Excerpts from a figure dataset:
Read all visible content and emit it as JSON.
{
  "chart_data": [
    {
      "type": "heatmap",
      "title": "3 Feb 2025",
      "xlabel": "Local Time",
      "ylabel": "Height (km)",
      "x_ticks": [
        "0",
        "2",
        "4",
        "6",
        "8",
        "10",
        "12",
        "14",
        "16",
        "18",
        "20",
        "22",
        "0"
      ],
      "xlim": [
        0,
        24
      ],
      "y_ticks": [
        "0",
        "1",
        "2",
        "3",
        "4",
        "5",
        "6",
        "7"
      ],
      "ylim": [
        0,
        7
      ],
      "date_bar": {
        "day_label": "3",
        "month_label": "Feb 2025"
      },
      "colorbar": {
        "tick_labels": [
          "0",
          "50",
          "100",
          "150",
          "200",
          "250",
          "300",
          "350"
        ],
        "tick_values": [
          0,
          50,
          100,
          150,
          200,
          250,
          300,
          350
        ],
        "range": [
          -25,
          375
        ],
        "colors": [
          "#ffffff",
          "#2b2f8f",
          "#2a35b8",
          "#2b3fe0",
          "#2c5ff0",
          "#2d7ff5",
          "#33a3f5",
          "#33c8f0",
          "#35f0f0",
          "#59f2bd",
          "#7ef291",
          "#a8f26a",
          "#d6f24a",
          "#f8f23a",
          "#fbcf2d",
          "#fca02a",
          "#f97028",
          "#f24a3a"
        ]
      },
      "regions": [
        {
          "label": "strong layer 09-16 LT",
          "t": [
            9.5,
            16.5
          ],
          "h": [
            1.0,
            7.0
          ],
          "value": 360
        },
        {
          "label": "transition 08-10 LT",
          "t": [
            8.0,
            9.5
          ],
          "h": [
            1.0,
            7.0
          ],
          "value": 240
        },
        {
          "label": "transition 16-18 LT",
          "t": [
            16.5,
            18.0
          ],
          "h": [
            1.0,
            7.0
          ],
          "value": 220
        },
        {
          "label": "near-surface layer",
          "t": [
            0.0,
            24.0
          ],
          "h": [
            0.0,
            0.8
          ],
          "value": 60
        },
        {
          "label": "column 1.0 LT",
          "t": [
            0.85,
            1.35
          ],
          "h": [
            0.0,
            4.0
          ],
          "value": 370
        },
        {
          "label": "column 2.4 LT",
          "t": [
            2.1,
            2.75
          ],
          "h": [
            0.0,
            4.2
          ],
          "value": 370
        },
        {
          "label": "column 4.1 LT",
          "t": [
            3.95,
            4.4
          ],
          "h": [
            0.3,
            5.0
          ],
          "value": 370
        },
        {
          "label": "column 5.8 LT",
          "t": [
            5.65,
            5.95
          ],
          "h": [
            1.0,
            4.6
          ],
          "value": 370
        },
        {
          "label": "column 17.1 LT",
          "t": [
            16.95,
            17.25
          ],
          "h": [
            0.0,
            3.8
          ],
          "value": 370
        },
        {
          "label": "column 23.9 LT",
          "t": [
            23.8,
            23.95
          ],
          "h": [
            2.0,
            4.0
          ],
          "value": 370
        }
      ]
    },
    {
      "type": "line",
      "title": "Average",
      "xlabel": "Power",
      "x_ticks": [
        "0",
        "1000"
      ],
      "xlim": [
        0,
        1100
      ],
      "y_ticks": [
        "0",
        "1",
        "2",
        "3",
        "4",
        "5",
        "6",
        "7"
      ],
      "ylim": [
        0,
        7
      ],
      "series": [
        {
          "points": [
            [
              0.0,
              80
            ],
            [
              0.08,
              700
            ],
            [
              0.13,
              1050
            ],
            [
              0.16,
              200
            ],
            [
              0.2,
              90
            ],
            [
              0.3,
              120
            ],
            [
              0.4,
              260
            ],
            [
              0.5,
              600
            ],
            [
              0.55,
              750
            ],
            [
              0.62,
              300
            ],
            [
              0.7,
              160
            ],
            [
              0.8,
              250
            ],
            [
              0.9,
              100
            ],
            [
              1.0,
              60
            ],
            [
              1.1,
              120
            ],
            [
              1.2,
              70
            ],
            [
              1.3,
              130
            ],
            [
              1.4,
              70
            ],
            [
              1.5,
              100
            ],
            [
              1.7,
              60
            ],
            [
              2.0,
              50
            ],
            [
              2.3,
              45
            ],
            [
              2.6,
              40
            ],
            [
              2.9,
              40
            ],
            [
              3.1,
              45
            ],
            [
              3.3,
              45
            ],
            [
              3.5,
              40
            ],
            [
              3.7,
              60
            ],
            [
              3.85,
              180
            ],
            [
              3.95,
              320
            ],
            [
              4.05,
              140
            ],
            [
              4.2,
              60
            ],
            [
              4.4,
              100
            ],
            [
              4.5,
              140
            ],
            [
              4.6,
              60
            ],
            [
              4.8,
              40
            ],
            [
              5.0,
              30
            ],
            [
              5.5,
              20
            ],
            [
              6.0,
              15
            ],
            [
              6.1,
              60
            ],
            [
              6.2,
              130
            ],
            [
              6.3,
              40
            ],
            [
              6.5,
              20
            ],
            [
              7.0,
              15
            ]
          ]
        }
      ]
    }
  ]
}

Problem> Select the lines that carry the string "transition" and copy them.

Solved exercise>
          "label": "transition 08-10 LT",
          "label": "transition 16-18 LT",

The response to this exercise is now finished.